[Extract provided]

As early as 1873, the law was used to suppress attempts to reorganize the International in Béziers, Lisieux, Paris, and Toulouse. In the meantime, the International had split into two: the Marxist International (1872 to 1876) and the Anti-Authoritarian International (1872 to 1881). In the years that followed, the Anti-Authoritarian International brought together the majority of the International's federations and was therefore the primary target of the French authorities, a dynamic that intensified after the disappearance of the Marxist International in 1876.

In 1879 to 1880, the French state granted the Amnesty of the Communards, visibly bringing an end to the period of repression targeting them. The following year, anarchists from the Anti-Authoritarian International and other socialist factions met at the London Congress and voted to dissolve the visible structures of the International in order to adopt a program of insurrection and propaganda of the deed, marking the birth of the Black International.

Following this congress, the anarchists of the Black International publicized the organization in their press, partly because they had been reassured by the amnesty of the Communards, according to historian Dominique Petit. In any case, by 1882, the situation in France was becoming increasingly unstable for the authorities, particularly around Lyon and the surrounding regions. The French state and the anarchists were heading toward an increasingly conflictual situation, exacerbated by the severe famine affecting the city of Lyon.

[/Extract provided]

▸ Exercise aim: Please say whether each statement below agrees with the passage on the International in France, answering yes or no and quoting the words of the passage that decide it. 1. The Marxist International lasted longer than the Anti-Authoritarian International. 2. At the London Congress, the delegates voted to dissolve the visible structures of the International. 3. A severe famine affected the city of Lyon.

[Information shown]

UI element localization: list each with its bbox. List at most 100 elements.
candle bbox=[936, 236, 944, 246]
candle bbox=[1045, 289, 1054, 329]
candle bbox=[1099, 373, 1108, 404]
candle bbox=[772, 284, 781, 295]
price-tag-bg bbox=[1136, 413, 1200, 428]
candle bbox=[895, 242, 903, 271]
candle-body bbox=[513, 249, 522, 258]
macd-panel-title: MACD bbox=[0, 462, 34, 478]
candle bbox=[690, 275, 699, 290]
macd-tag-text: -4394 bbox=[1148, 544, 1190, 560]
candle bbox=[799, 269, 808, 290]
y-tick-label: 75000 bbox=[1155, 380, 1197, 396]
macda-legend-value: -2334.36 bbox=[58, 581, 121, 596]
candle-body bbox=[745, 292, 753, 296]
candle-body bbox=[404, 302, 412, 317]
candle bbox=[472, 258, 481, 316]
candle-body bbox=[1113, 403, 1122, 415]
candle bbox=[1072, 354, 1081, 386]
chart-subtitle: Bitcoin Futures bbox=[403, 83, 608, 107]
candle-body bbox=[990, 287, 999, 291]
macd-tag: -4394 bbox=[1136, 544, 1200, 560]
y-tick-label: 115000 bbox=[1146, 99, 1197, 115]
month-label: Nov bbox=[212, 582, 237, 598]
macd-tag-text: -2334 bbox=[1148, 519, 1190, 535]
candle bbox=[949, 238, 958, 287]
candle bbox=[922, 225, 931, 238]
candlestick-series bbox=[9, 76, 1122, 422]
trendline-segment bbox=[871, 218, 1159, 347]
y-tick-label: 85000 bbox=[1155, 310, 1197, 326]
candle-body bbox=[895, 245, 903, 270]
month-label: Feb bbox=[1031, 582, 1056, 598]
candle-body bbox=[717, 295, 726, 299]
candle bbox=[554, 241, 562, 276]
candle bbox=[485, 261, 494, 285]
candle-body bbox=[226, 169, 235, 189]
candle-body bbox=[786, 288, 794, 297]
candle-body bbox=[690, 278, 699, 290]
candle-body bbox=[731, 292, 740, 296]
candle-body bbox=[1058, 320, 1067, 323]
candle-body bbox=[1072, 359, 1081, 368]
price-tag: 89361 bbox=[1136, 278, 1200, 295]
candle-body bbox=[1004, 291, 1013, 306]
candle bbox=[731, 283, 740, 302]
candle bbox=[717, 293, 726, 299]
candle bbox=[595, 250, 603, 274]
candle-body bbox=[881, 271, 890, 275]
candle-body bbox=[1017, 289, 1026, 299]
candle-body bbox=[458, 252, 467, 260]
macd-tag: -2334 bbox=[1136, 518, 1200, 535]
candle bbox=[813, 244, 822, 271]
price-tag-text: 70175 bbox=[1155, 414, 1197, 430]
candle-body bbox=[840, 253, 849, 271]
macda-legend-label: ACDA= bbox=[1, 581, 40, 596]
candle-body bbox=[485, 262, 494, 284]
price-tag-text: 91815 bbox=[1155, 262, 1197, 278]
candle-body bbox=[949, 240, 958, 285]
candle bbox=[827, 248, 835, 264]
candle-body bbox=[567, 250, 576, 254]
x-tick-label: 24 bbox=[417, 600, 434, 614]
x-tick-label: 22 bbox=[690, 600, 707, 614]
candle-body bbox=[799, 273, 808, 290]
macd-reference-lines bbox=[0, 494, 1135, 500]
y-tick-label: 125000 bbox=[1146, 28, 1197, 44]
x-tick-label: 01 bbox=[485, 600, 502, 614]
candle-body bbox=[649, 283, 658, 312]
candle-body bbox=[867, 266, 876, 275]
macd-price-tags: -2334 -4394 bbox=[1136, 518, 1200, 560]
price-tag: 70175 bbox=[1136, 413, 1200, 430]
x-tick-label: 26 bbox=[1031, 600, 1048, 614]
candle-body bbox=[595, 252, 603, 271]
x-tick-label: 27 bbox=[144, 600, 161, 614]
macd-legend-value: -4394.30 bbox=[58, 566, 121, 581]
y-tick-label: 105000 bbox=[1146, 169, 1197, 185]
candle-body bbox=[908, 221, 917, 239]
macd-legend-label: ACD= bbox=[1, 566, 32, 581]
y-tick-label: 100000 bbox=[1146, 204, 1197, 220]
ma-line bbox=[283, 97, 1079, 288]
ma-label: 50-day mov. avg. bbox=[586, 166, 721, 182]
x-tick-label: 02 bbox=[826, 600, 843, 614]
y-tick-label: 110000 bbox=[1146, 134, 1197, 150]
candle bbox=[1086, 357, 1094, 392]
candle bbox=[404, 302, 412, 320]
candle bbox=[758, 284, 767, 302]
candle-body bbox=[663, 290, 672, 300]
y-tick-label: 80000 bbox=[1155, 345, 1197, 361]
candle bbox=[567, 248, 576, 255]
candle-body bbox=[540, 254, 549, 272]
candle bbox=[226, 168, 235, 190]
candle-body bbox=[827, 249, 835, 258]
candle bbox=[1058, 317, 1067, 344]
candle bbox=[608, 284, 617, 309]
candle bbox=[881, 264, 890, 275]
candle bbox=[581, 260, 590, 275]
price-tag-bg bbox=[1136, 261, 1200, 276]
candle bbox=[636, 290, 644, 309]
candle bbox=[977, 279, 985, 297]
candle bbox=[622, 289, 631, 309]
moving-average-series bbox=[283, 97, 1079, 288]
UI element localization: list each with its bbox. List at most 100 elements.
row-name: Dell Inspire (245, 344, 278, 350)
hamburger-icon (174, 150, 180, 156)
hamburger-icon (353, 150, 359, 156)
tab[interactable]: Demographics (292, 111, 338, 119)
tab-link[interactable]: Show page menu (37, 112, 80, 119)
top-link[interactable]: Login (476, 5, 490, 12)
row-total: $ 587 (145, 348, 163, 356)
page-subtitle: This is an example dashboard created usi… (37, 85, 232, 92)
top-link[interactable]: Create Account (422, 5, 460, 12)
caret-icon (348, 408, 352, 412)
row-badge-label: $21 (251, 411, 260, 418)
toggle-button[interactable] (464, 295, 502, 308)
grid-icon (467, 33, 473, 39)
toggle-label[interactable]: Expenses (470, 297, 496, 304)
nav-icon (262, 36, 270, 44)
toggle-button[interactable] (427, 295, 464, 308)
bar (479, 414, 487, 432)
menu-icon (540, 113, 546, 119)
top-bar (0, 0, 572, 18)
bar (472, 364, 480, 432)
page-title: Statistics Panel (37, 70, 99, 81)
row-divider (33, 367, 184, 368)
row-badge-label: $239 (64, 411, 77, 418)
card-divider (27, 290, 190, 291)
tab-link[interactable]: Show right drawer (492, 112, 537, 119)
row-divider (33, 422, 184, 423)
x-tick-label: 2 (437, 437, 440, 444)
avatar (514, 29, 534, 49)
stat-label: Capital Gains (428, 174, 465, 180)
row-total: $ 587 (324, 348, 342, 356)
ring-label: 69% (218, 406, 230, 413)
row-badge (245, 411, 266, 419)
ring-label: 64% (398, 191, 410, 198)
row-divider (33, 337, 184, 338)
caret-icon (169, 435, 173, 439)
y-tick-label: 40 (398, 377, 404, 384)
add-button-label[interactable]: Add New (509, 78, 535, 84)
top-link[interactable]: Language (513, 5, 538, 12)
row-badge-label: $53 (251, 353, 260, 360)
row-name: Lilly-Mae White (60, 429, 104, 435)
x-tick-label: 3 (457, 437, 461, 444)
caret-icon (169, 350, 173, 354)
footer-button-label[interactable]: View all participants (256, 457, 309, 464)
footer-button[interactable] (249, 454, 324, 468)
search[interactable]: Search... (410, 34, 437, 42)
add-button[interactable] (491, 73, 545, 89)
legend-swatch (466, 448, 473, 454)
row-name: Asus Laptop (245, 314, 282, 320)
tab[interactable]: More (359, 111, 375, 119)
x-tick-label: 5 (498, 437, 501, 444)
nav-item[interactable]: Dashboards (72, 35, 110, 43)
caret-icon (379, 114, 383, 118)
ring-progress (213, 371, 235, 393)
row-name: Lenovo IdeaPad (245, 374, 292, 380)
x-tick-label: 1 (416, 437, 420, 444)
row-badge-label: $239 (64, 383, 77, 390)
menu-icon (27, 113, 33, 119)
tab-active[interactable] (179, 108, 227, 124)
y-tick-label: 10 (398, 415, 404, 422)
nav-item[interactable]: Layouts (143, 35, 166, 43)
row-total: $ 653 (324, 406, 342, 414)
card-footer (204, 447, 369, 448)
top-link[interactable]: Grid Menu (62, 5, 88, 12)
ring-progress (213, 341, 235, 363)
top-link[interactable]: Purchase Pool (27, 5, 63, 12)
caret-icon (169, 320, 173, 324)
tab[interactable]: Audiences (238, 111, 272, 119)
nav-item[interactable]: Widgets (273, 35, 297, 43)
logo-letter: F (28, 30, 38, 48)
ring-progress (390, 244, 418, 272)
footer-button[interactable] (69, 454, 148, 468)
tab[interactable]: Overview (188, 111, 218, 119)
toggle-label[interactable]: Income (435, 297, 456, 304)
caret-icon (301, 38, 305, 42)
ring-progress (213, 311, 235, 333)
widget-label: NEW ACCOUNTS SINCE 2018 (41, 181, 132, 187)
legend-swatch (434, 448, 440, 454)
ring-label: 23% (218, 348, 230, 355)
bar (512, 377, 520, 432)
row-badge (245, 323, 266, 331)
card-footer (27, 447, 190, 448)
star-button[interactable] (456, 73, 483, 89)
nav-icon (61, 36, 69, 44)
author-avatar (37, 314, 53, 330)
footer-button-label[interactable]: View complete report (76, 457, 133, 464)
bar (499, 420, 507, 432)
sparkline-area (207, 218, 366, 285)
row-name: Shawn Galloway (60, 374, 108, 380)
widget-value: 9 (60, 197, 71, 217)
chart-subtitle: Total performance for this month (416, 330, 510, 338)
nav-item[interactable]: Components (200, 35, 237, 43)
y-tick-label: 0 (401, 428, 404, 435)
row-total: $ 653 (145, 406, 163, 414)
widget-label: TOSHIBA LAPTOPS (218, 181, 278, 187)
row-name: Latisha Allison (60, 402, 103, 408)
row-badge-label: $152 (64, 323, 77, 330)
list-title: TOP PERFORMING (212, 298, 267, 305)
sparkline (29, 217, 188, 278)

[/Information shown]

▸ Final answer:
1. No: "the Marxist International (1872 to 1876) and the Anti-Authoritarian International (1872 to 1881)"
2. Yes: "voted to dissolve the visible structures of the International"
3. Yes: "the severe famine affecting the city of Lyon"